Every line of the material is to be repeated exactly as it stands.

╭─ Provided data

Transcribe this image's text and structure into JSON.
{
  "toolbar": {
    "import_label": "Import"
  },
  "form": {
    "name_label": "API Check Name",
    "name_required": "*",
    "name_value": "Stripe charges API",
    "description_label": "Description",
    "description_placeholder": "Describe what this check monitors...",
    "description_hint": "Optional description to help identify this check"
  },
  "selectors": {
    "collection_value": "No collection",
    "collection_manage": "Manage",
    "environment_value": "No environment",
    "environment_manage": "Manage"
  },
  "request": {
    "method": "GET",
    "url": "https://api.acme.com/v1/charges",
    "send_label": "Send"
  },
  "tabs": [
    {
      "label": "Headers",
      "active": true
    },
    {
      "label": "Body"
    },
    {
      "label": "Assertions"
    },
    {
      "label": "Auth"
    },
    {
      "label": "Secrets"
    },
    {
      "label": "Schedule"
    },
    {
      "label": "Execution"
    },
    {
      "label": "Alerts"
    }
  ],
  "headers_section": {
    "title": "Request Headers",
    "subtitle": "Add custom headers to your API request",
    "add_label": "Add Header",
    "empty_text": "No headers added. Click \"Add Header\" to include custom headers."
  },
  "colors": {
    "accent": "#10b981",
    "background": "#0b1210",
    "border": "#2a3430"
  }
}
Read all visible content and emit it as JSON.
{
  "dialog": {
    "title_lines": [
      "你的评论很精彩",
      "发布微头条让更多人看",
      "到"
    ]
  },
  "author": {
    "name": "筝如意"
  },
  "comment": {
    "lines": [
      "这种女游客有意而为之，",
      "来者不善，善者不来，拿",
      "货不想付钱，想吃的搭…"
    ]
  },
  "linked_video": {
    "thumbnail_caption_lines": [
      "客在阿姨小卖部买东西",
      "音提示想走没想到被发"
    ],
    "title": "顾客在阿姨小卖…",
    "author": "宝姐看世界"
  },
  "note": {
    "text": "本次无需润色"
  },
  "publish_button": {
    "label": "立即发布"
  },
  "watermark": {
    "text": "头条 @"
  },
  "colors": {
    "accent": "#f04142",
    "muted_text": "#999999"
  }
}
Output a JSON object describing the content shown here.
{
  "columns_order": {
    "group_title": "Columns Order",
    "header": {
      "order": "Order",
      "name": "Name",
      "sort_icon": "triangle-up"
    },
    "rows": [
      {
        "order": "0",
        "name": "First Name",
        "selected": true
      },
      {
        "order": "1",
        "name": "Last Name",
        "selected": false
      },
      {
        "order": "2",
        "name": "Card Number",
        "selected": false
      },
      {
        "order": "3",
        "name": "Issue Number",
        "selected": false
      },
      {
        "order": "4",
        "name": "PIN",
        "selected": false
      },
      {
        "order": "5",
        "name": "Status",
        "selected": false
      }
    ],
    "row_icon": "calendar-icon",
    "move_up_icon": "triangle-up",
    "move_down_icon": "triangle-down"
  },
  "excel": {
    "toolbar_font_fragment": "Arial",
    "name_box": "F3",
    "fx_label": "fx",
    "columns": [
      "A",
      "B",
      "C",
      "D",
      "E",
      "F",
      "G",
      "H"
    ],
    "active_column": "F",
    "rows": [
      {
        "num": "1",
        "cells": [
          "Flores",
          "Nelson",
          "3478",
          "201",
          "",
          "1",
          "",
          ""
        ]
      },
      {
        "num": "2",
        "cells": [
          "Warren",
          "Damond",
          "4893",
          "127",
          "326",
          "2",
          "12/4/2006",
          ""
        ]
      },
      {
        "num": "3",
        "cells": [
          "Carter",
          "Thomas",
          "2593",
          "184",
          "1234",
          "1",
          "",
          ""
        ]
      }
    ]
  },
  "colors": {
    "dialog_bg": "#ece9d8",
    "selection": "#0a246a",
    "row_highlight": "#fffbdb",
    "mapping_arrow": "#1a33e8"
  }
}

╰─

**Full response**
Transcribe this image's text and structure into JSON.
{
  "toolbar": {
    "import_label": "Import"
  },
  "form": {
    "name_label": "API Check Name",
    "name_required": "*",
    "name_value": "Stripe charges API",
    "description_label": "Description",
    "description_placeholder": "Describe what this check monitors...",
    "description_hint": "Optional description to help identify this check"
  },
  "selectors": {
    "collection_value": "No collection",
    "collection_manage": "Manage",
    "environment_value": "No environment",
    "environment_manage": "Manage"
  },
  "request": {
    "method": "GET",
    "url": "https://api.acme.com/v1/charges",
    "send_label": "Send"
  },
  "tabs": [
    {
      "label": "Headers",
      "active": true
    },
    {
      "label": "Body"
    },
    {
      "label": "Assertions"
    },
    {
      "label": "Auth"
    },
    {
      "label": "Secrets"
    },
    {
      "label": "Schedule"
    },
    {
      "label": "Execution"
    },
    {
      "label": "Alerts"
    }
  ],
  "headers_section": {
    "title": "Request Headers",
    "subtitle": "Add custom headers to your API request",
    "add_label": "Add Header",
    "empty_text": "No headers added. Click \"Add Header\" to include custom headers."
  },
  "colors": {
    "accent": "#10b981",
    "background": "#0b1210",
    "border": "#2a3430"
  }
}
Read all visible content and emit it as JSON.
{
  "dialog": {
    "title_lines": [
      "你的评论很精彩",
      "发布微头条让更多人看",
      "到"
    ]
  },
  "author": {
    "name": "筝如意"
  },
  "comment": {
    "lines": [
      "这种女游客有意而为之，",
      "来者不善，善者不来，拿",
      "货不想付钱，想吃的搭…"
    ]
  },
  "linked_video": {
    "thumbnail_caption_lines": [
      "客在阿姨小卖部买东西",
      "音提示想走没想到被发"
    ],
    "title": "顾客在阿姨小卖…",
    "author": "宝姐看世界"
  },
  "note": {
    "text": "本次无需润色"
  },
  "publish_button": {
    "label": "立即发布"
  },
  "watermark": {
    "text": "头条 @"
  },
  "colors": {
    "accent": "#f04142",
    "muted_text": "#999999"
  }
}
Output a JSON object describing the content shown here.
{
  "columns_order": {
    "group_title": "Columns Order",
    "header": {
      "order": "Order",
      "name": "Name",
      "sort_icon": "triangle-up"
    },
    "rows": [
      {
        "order": "0",
        "name": "First Name",
        "selected": true
      },
      {
        "order": "1",
        "name": "Last Name",
        "selected": false
      },
      {
        "order": "2",
        "name": "Card Number",
        "selected": false
      },
      {
        "order": "3",
        "name": "Issue Number",
        "selected": false
      },
      {
        "order": "4",
        "name": "PIN",
        "selected": false
      },
      {
        "order": "5",
        "name": "Status",
        "selected": false
      }
    ],
    "row_icon": "calendar-icon",
    "move_up_icon": "triangle-up",
    "move_down_icon": "triangle-down"
  },
  "excel": {
    "toolbar_font_fragment": "Arial",
    "name_box": "F3",
    "fx_label": "fx",
    "columns": [
      "A",
      "B",
      "C",
      "D",
      "E",
      "F",
      "G",
      "H"
    ],
    "active_column": "F",
    "rows": [
      {
        "num": "1",
        "cells": [
          "Flores",
          "Nelson",
          "3478",
          "201",
          "",
          "1",
          "",
          ""
        ]
      },
      {
        "num": "2",
        "cells": [
          "Warren",
          "Damond",
          "4893",
          "127",
          "326",
          "2",
          "12/4/2006",
          ""
        ]
      },
      {
        "num": "3",
        "cells": [
          "Carter",
          "Thomas",
          "2593",
          "184",
          "1234",
          "1",
          "",
          ""
        ]
      }
    ]
  },
  "colors": {
    "dialog_bg": "#ece9d8",
    "selection": "#0a246a",
    "row_highlight": "#fffbdb",
    "mapping_arrow": "#1a33e8"
  }
}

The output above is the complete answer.